▶ **Problem details**
From the entries below, copy every line that holds the word "المصنف".
-- Begin Given information --
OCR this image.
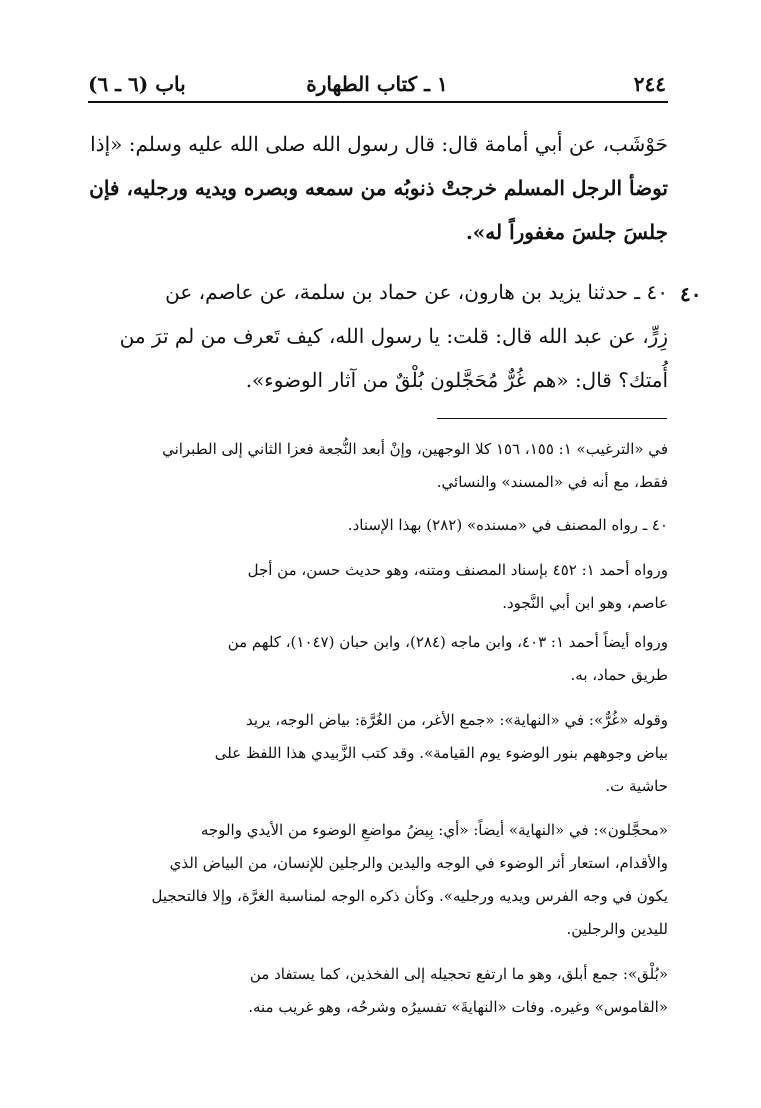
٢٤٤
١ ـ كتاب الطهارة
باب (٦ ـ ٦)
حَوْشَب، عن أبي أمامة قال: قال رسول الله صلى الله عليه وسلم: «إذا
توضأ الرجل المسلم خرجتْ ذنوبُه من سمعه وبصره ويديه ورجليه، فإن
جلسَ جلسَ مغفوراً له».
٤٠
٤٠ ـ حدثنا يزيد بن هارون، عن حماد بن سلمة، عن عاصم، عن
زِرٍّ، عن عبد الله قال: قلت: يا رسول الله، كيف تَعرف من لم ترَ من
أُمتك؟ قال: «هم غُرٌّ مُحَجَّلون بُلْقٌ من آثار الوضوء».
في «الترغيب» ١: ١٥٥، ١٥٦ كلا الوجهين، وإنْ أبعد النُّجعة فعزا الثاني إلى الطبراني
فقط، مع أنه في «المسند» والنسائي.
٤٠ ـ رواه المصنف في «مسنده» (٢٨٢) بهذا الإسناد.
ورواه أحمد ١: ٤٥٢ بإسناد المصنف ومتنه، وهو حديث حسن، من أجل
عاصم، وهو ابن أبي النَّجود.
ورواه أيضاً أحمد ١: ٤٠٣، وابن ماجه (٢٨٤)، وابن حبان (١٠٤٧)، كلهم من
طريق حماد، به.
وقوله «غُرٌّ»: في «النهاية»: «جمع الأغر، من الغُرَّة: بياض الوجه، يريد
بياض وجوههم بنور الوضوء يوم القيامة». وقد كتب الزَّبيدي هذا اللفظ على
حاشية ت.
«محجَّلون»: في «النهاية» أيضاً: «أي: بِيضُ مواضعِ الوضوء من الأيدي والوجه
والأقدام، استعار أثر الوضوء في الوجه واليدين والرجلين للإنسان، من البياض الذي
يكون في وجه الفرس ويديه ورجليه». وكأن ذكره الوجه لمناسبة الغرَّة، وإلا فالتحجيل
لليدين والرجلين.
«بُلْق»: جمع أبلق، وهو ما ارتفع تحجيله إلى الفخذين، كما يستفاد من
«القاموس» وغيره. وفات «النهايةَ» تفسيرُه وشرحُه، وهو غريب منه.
-- End Given information --
-- Begin Given information --
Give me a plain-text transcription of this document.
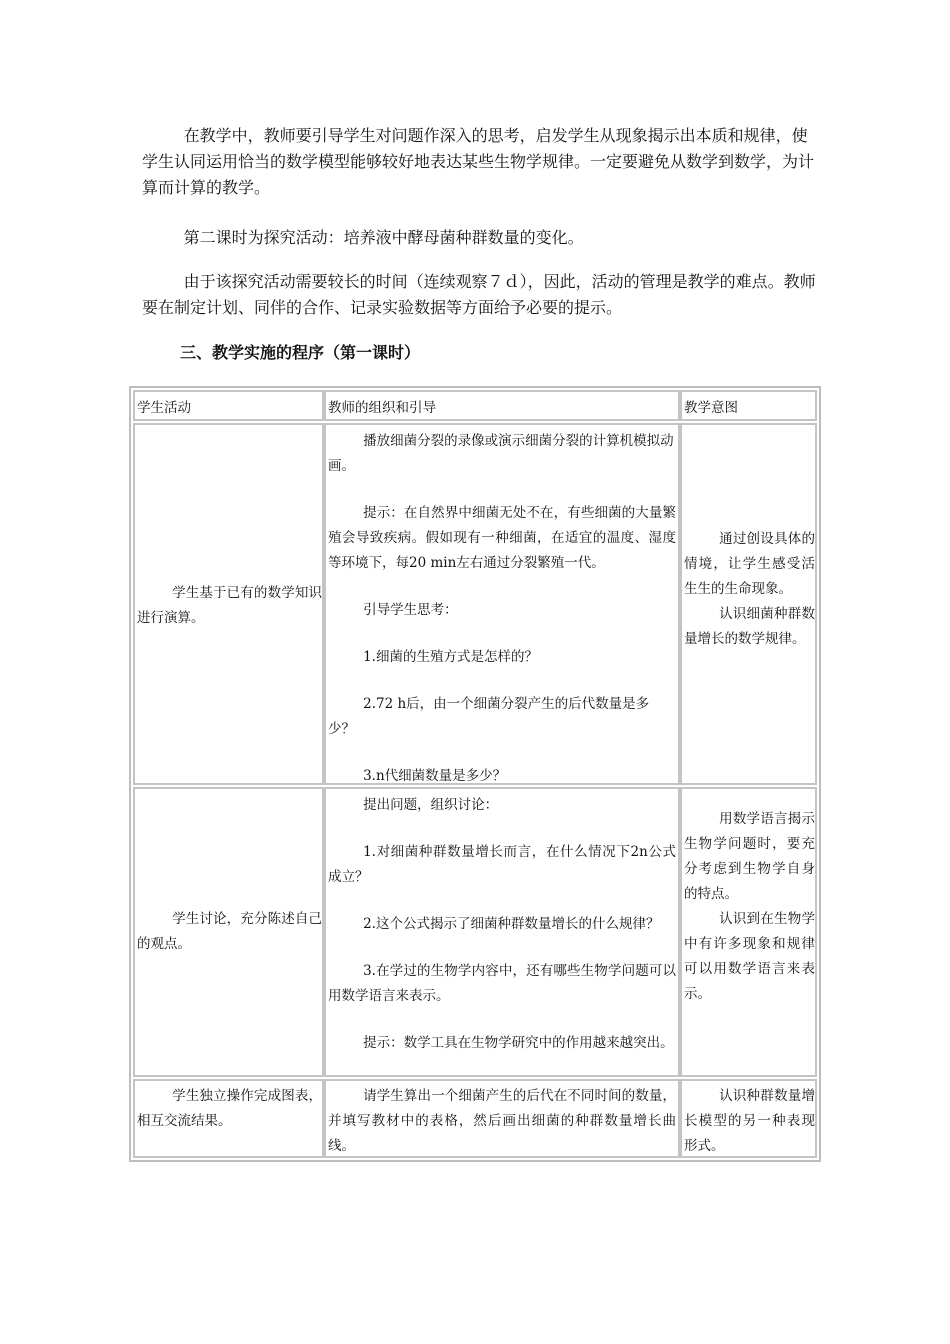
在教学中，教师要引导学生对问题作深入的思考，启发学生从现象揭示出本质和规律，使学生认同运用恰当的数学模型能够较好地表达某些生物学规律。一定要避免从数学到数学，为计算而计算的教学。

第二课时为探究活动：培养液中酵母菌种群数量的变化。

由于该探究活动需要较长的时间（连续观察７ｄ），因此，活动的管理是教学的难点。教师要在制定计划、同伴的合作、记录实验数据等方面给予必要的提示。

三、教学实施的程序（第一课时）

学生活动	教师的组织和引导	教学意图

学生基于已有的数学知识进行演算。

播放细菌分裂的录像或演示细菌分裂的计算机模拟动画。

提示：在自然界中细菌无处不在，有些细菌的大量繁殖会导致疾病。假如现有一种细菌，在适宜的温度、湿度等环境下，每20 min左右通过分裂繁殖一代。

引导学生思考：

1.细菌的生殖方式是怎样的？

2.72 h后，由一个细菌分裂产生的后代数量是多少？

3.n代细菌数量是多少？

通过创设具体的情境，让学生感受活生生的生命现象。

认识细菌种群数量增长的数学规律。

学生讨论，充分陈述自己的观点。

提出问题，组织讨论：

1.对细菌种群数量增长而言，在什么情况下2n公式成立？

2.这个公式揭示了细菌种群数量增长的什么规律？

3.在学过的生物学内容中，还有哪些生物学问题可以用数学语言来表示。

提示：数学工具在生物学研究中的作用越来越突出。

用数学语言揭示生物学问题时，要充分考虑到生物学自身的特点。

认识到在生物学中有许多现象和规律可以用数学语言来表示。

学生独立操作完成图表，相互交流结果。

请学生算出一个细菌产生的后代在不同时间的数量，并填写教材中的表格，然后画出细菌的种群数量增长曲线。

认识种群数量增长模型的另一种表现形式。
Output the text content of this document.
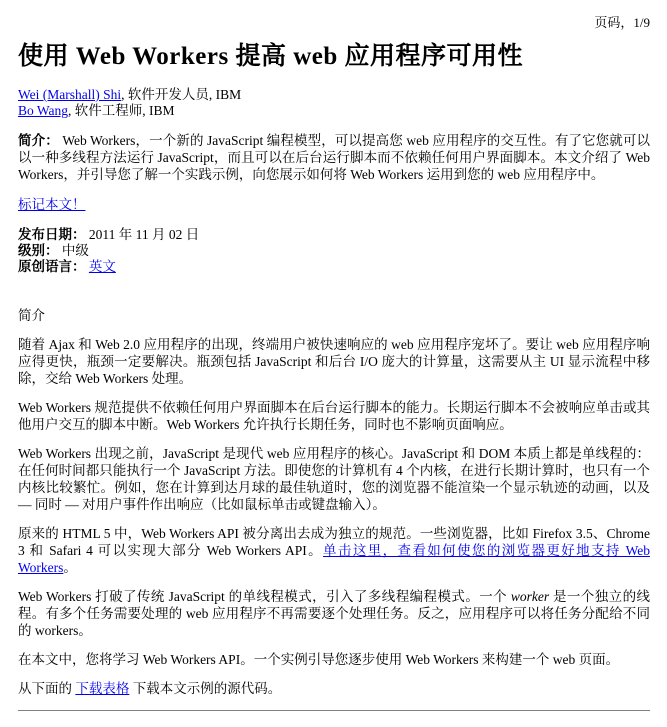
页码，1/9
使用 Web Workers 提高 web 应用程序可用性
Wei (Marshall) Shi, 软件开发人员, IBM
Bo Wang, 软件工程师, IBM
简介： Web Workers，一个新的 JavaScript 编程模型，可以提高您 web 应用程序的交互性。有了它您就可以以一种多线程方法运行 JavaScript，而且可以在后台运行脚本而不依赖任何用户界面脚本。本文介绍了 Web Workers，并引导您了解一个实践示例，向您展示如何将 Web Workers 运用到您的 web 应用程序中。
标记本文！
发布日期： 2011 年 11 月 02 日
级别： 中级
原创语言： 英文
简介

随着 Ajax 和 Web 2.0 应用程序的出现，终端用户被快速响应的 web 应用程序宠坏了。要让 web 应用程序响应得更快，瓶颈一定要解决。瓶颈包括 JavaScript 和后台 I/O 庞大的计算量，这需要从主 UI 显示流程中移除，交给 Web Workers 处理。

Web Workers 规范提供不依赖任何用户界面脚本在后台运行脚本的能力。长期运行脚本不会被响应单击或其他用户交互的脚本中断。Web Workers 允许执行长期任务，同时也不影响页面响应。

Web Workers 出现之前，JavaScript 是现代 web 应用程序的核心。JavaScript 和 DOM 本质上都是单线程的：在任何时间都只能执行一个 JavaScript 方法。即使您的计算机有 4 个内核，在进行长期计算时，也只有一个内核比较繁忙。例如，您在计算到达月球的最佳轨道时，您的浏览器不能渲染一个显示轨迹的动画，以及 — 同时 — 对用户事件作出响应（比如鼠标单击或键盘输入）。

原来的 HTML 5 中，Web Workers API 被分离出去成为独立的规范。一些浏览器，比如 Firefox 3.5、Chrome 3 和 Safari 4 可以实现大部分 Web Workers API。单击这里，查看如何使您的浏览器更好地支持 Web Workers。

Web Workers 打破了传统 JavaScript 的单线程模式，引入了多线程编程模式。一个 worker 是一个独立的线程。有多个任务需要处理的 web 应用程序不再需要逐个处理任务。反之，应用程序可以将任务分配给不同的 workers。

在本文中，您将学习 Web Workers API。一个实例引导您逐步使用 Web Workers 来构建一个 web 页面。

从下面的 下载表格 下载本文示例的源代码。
-- End Given information --
▶ **Correct result**
٤٠ ـ رواه المصنف في «مسنده» (٢٨٢) بهذا الإسناد.
ورواه أحمد ١: ٤٥٢ بإسناد المصنف ومتنه، وهو حديث حسن، من أجل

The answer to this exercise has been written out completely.